**EXERCISE TASK**
Write out the whole listing again, exactly.
--- Start INPUT FOR THIS TASK ---
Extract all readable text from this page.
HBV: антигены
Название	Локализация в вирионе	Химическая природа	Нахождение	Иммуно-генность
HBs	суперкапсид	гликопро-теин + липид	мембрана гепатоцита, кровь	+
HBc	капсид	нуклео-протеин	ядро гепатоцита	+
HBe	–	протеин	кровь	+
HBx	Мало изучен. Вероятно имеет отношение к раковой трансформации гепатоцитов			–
--- End INPUT FOR THIS TASK ---
**RESPONSE TO THIS TASK**
Extract all readable text from this page.
HBV: антигены
Название	Локализация в вирионе	Химическая природа	Нахождение	Иммуно-генность
HBs	суперкапсид	гликопро-теин + липид	мембрана гепатоцита, кровь	+
HBc	капсид	нуклео-протеин	ядро гепатоцита	+
HBe	–	протеин	кровь	+
HBx	Мало изучен. Вероятно имеет отношение к раковой трансформации гепатоцитов			–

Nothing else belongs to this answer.